(Stored data)
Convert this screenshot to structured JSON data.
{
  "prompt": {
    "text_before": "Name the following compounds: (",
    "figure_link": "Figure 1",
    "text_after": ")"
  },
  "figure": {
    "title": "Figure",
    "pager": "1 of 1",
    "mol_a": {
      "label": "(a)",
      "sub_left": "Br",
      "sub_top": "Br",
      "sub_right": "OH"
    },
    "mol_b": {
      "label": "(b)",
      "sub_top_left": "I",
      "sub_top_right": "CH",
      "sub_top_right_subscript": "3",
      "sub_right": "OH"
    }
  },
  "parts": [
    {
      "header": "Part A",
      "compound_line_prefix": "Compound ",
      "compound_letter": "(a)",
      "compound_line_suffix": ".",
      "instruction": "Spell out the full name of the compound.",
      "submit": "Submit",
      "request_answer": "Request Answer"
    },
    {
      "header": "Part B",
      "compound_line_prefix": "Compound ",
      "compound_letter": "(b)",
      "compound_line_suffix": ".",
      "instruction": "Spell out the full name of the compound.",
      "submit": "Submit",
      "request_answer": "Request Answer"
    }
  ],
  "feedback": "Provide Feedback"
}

EXERCISE DESCRIPTION: Each line of the listing should be echoed back exactly.

WORKED ANSWER:
Convert this screenshot to structured JSON data.
{
  "prompt": {
    "text_before": "Name the following compounds: (",
    "figure_link": "Figure 1",
    "text_after": ")"
  },
  "figure": {
    "title": "Figure",
    "pager": "1 of 1",
    "mol_a": {
      "label": "(a)",
      "sub_left": "Br",
      "sub_top": "Br",
      "sub_right": "OH"
    },
    "mol_b": {
      "label": "(b)",
      "sub_top_left": "I",
      "sub_top_right": "CH",
      "sub_top_right_subscript": "3",
      "sub_right": "OH"
    }
  },
  "parts": [
    {
      "header": "Part A",
      "compound_line_prefix": "Compound ",
      "compound_letter": "(a)",
      "compound_line_suffix": ".",
      "instruction": "Spell out the full name of the compound.",
      "submit": "Submit",
      "request_answer": "Request Answer"
    },
    {
      "header": "Part B",
      "compound_line_prefix": "Compound ",
      "compound_letter": "(b)",
      "compound_line_suffix": ".",
      "instruction": "Spell out the full name of the compound.",
      "submit": "Submit",
      "request_answer": "Request Answer"
    }
  ],
  "feedback": "Provide Feedback"
}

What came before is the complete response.